'''
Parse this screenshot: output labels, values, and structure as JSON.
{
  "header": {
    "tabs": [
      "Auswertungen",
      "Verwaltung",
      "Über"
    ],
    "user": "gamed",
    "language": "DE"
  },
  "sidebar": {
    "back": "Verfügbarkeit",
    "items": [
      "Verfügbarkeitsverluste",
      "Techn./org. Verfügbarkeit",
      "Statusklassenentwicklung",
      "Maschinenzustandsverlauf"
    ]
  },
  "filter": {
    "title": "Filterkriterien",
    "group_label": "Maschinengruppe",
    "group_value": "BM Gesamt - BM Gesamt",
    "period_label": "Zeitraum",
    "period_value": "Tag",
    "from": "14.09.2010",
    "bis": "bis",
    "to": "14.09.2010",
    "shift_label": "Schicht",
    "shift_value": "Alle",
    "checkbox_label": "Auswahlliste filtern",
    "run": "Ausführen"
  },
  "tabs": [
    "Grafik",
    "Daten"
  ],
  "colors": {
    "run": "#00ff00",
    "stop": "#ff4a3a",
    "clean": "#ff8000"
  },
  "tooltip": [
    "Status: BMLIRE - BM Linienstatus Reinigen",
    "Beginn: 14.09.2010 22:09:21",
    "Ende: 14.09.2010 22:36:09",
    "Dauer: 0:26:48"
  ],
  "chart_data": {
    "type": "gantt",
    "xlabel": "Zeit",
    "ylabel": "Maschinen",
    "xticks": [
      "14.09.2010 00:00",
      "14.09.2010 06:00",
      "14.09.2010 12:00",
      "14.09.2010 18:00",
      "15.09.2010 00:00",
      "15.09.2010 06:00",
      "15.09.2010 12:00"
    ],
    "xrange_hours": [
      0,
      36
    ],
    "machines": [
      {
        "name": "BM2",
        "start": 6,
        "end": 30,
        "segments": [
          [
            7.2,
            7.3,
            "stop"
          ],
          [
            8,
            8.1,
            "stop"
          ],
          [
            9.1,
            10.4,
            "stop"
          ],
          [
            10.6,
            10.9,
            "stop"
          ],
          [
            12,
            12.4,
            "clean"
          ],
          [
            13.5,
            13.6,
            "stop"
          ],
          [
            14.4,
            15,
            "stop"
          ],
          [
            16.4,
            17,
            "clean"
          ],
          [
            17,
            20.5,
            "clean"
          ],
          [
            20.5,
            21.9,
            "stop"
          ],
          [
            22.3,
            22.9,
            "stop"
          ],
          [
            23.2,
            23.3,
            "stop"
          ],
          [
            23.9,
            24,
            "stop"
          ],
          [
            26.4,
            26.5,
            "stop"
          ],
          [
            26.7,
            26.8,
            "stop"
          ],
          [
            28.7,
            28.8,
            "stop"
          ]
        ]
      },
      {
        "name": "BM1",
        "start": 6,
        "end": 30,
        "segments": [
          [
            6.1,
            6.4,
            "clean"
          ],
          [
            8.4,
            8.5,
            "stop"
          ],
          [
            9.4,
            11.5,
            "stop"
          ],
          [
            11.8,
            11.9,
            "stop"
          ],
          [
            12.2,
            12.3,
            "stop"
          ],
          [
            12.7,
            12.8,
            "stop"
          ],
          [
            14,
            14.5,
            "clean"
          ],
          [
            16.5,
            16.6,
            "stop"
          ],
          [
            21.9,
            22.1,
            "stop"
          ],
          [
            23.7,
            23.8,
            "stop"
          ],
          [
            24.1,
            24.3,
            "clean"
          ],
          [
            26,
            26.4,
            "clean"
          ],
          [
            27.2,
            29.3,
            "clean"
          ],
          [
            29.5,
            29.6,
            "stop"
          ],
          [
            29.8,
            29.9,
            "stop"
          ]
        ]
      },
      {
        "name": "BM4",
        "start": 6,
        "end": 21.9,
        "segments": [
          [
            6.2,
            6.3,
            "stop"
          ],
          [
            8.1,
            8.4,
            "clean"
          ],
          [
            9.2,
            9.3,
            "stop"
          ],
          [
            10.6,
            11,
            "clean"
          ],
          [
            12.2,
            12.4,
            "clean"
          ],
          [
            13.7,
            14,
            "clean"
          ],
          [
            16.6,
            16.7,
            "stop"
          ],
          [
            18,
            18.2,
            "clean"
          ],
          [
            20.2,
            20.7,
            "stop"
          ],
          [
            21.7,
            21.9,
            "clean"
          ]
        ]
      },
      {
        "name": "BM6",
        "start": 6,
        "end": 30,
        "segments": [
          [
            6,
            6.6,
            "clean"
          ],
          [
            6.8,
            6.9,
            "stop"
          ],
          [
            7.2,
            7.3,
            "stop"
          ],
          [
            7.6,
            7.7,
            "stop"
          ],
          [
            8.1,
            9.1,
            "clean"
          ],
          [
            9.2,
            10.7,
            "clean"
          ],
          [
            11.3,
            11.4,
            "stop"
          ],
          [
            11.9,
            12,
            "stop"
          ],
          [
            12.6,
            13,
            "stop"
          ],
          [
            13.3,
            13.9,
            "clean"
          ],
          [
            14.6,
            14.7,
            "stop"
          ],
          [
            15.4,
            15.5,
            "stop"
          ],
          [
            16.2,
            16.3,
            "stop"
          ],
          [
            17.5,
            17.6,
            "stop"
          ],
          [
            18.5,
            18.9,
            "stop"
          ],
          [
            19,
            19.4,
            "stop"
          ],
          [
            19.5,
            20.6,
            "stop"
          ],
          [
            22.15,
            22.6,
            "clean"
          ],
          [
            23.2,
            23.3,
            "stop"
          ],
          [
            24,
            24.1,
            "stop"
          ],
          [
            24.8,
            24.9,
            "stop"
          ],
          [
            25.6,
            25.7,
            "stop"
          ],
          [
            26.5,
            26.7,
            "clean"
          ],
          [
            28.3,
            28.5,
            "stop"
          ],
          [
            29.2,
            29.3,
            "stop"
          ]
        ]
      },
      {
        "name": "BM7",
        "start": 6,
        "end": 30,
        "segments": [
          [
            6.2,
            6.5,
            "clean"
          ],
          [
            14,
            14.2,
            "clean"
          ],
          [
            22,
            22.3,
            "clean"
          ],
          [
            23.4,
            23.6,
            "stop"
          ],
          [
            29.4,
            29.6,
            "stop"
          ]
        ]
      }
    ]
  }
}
'''
> _The problem_: Send back each record exactly as it stands.

> _Final result_:
Parse this screenshot: output labels, values, and structure as JSON.
{
  "header": {
    "tabs": [
      "Auswertungen",
      "Verwaltung",
      "Über"
    ],
    "user": "gamed",
    "language": "DE"
  },
  "sidebar": {
    "back": "Verfügbarkeit",
    "items": [
      "Verfügbarkeitsverluste",
      "Techn./org. Verfügbarkeit",
      "Statusklassenentwicklung",
      "Maschinenzustandsverlauf"
    ]
  },
  "filter": {
    "title": "Filterkriterien",
    "group_label": "Maschinengruppe",
    "group_value": "BM Gesamt - BM Gesamt",
    "period_label": "Zeitraum",
    "period_value": "Tag",
    "from": "14.09.2010",
    "bis": "bis",
    "to": "14.09.2010",
    "shift_label": "Schicht",
    "shift_value": "Alle",
    "checkbox_label": "Auswahlliste filtern",
    "run": "Ausführen"
  },
  "tabs": [
    "Grafik",
    "Daten"
  ],
  "colors": {
    "run": "#00ff00",
    "stop": "#ff4a3a",
    "clean": "#ff8000"
  },
  "tooltip": [
    "Status: BMLIRE - BM Linienstatus Reinigen",
    "Beginn: 14.09.2010 22:09:21",
    "Ende: 14.09.2010 22:36:09",
    "Dauer: 0:26:48"
  ],
  "chart_data": {
    "type": "gantt",
    "xlabel": "Zeit",
    "ylabel": "Maschinen",
    "xticks": [
      "14.09.2010 00:00",
      "14.09.2010 06:00",
      "14.09.2010 12:00",
      "14.09.2010 18:00",
      "15.09.2010 00:00",
      "15.09.2010 06:00",
      "15.09.2010 12:00"
    ],
    "xrange_hours": [
      0,
      36
    ],
    "machines": [
      {
        "name": "BM2",
        "start": 6,
        "end": 30,
        "segments": [
          [
            7.2,
            7.3,
            "stop"
          ],
          [
            8,
            8.1,
            "stop"
          ],
          [
            9.1,
            10.4,
            "stop"
          ],
          [
            10.6,
            10.9,
            "stop"
          ],
          [
            12,
            12.4,
            "clean"
          ],
          [
            13.5,
            13.6,
            "stop"
          ],
          [
            14.4,
            15,
            "stop"
          ],
          [
            16.4,
            17,
            "clean"
          ],
          [
            17,
            20.5,
            "clean"
          ],
          [
            20.5,
            21.9,
            "stop"
          ],
          [
            22.3,
            22.9,
            "stop"
          ],
          [
            23.2,
            23.3,
            "stop"
          ],
          [
            23.9,
            24,
            "stop"
          ],
          [
            26.4,
            26.5,
            "stop"
          ],
          [
            26.7,
            26.8,
            "stop"
          ],
          [
            28.7,
            28.8,
            "stop"
          ]
        ]
      },
      {
        "name": "BM1",
        "start": 6,
        "end": 30,
        "segments": [
          [
            6.1,
            6.4,
            "clean"
          ],
          [
            8.4,
            8.5,
            "stop"
          ],
          [
            9.4,
            11.5,
            "stop"
          ],
          [
            11.8,
            11.9,
            "stop"
          ],
          [
            12.2,
            12.3,
            "stop"
          ],
          [
            12.7,
            12.8,
            "stop"
          ],
          [
            14,
            14.5,
            "clean"
          ],
          [
            16.5,
            16.6,
            "stop"
          ],
          [
            21.9,
            22.1,
            "stop"
          ],
          [
            23.7,
            23.8,
            "stop"
          ],
          [
            24.1,
            24.3,
            "clean"
          ],
          [
            26,
            26.4,
            "clean"
          ],
          [
            27.2,
            29.3,
            "clean"
          ],
          [
            29.5,
            29.6,
            "stop"
          ],
          [
            29.8,
            29.9,
            "stop"
          ]
        ]
      },
      {
        "name": "BM4",
        "start": 6,
        "end": 21.9,
        "segments": [
          [
            6.2,
            6.3,
            "stop"
          ],
          [
            8.1,
            8.4,
            "clean"
          ],
          [
            9.2,
            9.3,
            "stop"
          ],
          [
            10.6,
            11,
            "clean"
          ],
          [
            12.2,
            12.4,
            "clean"
          ],
          [
            13.7,
            14,
            "clean"
          ],
          [
            16.6,
            16.7,
            "stop"
          ],
          [
            18,
            18.2,
            "clean"
          ],
          [
            20.2,
            20.7,
            "stop"
          ],
          [
            21.7,
            21.9,
            "clean"
          ]
        ]
      },
      {
        "name": "BM6",
        "start": 6,
        "end": 30,
        "segments": [
          [
            6,
            6.6,
            "clean"
          ],
          [
            6.8,
            6.9,
            "stop"
          ],
          [
            7.2,
            7.3,
            "stop"
          ],
          [
            7.6,
            7.7,
            "stop"
          ],
          [
            8.1,
            9.1,
            "clean"
          ],
          [
            9.2,
            10.7,
            "clean"
          ],
          [
            11.3,
            11.4,
            "stop"
          ],
          [
            11.9,
            12,
            "stop"
          ],
          [
            12.6,
            13,
            "stop"
          ],
          [
            13.3,
            13.9,
            "clean"
          ],
          [
            14.6,
            14.7,
            "stop"
          ],
          [
            15.4,
            15.5,
            "stop"
          ],
          [
            16.2,
            16.3,
            "stop"
          ],
          [
            17.5,
            17.6,
            "stop"
          ],
          [
            18.5,
            18.9,
            "stop"
          ],
          [
            19,
            19.4,
            "stop"
          ],
          [
            19.5,
            20.6,
            "stop"
          ],
          [
            22.15,
            22.6,
            "clean"
          ],
          [
            23.2,
            23.3,
            "stop"
          ],
          [
            24,
            24.1,
            "stop"
          ],
          [
            24.8,
            24.9,
            "stop"
          ],
          [
            25.6,
            25.7,
            "stop"
          ],
          [
            26.5,
            26.7,
            "clean"
          ],
          [
            28.3,
            28.5,
            "stop"
          ],
          [
            29.2,
            29.3,
            "stop"
          ]
        ]
      },
      {
        "name": "BM7",
        "start": 6,
        "end": 30,
        "segments": [
          [
            6.2,
            6.5,
            "clean"
          ],
          [
            14,
            14.2,
            "clean"
          ],
          [
            22,
            22.3,
            "clean"
          ],
          [
            23.4,
            23.6,
            "stop"
          ],
          [
            29.4,
            29.6,
            "stop"
          ]
        ]
      }
    ]
  }
}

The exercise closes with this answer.